Restate every entry word for word.
--- Records for this task ---
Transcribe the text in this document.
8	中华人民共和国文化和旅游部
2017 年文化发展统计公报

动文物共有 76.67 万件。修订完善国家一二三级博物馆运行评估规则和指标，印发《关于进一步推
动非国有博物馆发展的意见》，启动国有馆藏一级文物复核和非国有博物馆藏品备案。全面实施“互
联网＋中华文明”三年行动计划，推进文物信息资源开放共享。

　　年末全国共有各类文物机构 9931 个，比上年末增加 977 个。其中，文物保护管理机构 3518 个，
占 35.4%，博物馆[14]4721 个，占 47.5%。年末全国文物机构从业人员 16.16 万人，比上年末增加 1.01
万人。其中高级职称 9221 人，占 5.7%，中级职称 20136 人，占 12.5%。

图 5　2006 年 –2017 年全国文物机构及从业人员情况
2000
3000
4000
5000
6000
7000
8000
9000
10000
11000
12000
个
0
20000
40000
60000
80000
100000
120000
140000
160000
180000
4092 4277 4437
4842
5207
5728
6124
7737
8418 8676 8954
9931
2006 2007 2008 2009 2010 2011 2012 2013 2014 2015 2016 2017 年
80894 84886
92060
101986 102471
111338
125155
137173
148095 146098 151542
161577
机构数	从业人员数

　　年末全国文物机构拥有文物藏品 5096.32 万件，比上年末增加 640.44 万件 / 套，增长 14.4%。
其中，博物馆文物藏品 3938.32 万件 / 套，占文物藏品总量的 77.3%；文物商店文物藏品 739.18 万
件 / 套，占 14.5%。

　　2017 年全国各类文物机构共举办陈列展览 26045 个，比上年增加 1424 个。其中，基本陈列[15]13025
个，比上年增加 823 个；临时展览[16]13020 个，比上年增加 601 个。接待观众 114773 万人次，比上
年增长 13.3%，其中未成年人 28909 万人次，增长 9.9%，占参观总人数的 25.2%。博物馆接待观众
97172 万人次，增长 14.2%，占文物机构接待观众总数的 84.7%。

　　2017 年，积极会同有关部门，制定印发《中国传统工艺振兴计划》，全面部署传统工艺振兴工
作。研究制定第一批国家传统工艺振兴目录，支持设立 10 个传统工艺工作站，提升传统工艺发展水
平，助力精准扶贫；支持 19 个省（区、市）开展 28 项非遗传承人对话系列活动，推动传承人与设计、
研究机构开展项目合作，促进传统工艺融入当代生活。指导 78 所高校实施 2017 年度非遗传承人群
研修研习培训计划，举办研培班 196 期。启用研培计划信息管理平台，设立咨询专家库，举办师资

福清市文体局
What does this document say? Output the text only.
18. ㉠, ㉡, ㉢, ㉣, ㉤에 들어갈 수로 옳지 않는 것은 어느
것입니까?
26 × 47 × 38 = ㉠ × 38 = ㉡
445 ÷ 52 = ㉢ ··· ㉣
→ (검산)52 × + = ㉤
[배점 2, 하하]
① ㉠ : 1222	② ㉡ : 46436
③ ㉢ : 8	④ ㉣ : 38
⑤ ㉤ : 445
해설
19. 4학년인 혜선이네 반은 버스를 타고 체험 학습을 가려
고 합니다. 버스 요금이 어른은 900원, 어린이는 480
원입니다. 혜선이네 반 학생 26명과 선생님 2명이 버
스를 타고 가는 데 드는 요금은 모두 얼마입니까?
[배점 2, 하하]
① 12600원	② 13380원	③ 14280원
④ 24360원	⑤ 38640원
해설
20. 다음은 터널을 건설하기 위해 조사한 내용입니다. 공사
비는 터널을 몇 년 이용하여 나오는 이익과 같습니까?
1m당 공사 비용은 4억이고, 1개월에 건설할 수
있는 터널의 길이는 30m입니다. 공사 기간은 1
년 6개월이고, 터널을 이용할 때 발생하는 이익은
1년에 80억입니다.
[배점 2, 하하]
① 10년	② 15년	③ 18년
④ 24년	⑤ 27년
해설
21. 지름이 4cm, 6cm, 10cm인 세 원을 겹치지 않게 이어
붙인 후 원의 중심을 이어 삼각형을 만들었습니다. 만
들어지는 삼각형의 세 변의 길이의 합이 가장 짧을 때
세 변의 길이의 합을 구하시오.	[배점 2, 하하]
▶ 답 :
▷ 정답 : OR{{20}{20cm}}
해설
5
---
- Solution -
Transcribe the text in this document.
8	中华人民共和国文化和旅游部
2017 年文化发展统计公报

动文物共有 76.67 万件。修订完善国家一二三级博物馆运行评估规则和指标，印发《关于进一步推
动非国有博物馆发展的意见》，启动国有馆藏一级文物复核和非国有博物馆藏品备案。全面实施“互
联网＋中华文明”三年行动计划，推进文物信息资源开放共享。

　　年末全国共有各类文物机构 9931 个，比上年末增加 977 个。其中，文物保护管理机构 3518 个，
占 35.4%，博物馆[14]4721 个，占 47.5%。年末全国文物机构从业人员 16.16 万人，比上年末增加 1.01
万人。其中高级职称 9221 人，占 5.7%，中级职称 20136 人，占 12.5%。

图 5　2006 年 –2017 年全国文物机构及从业人员情况
2000
3000
4000
5000
6000
7000
8000
9000
10000
11000
12000
个
0
20000
40000
60000
80000
100000
120000
140000
160000
180000
4092 4277 4437
4842
5207
5728
6124
7737
8418 8676 8954
9931
2006 2007 2008 2009 2010 2011 2012 2013 2014 2015 2016 2017 年
80894 84886
92060
101986 102471
111338
125155
137173
148095 146098 151542
161577
机构数	从业人员数

　　年末全国文物机构拥有文物藏品 5096.32 万件，比上年末增加 640.44 万件 / 套，增长 14.4%。
其中，博物馆文物藏品 3938.32 万件 / 套，占文物藏品总量的 77.3%；文物商店文物藏品 739.18 万
件 / 套，占 14.5%。

　　2017 年全国各类文物机构共举办陈列展览 26045 个，比上年增加 1424 个。其中，基本陈列[15]13025
个，比上年增加 823 个；临时展览[16]13020 个，比上年增加 601 个。接待观众 114773 万人次，比上
年增长 13.3%，其中未成年人 28909 万人次，增长 9.9%，占参观总人数的 25.2%。博物馆接待观众
97172 万人次，增长 14.2%，占文物机构接待观众总数的 84.7%。

　　2017 年，积极会同有关部门，制定印发《中国传统工艺振兴计划》，全面部署传统工艺振兴工
作。研究制定第一批国家传统工艺振兴目录，支持设立 10 个传统工艺工作站，提升传统工艺发展水
平，助力精准扶贫；支持 19 个省（区、市）开展 28 项非遗传承人对话系列活动，推动传承人与设计、
研究机构开展项目合作，促进传统工艺融入当代生活。指导 78 所高校实施 2017 年度非遗传承人群
研修研习培训计划，举办研培班 196 期。启用研培计划信息管理平台，设立咨询专家库，举办师资

福清市文体局
What does this document say? Output the text only.
18. ㉠, ㉡, ㉢, ㉣, ㉤에 들어갈 수로 옳지 않는 것은 어느
것입니까?
26 × 47 × 38 = ㉠ × 38 = ㉡
445 ÷ 52 = ㉢ ··· ㉣
→ (검산)52 × + = ㉤
[배점 2, 하하]
① ㉠ : 1222	② ㉡ : 46436
③ ㉢ : 8	④ ㉣ : 38
⑤ ㉤ : 445
해설
19. 4학년인 혜선이네 반은 버스를 타고 체험 학습을 가려
고 합니다. 버스 요금이 어른은 900원, 어린이는 480
원입니다. 혜선이네 반 학생 26명과 선생님 2명이 버
스를 타고 가는 데 드는 요금은 모두 얼마입니까?
[배점 2, 하하]
① 12600원	② 13380원	③ 14280원
④ 24360원	⑤ 38640원
해설
20. 다음은 터널을 건설하기 위해 조사한 내용입니다. 공사
비는 터널을 몇 년 이용하여 나오는 이익과 같습니까?
1m당 공사 비용은 4억이고, 1개월에 건설할 수
있는 터널의 길이는 30m입니다. 공사 기간은 1
년 6개월이고, 터널을 이용할 때 발생하는 이익은
1년에 80억입니다.
[배점 2, 하하]
① 10년	② 15년	③ 18년
④ 24년	⑤ 27년
해설
21. 지름이 4cm, 6cm, 10cm인 세 원을 겹치지 않게 이어
붙인 후 원의 중심을 이어 삼각형을 만들었습니다. 만
들어지는 삼각형의 세 변의 길이의 합이 가장 짧을 때
세 변의 길이의 합을 구하시오.	[배점 2, 하하]
▶ 답 :
▷ 정답 : OR{{20}{20cm}}
해설
5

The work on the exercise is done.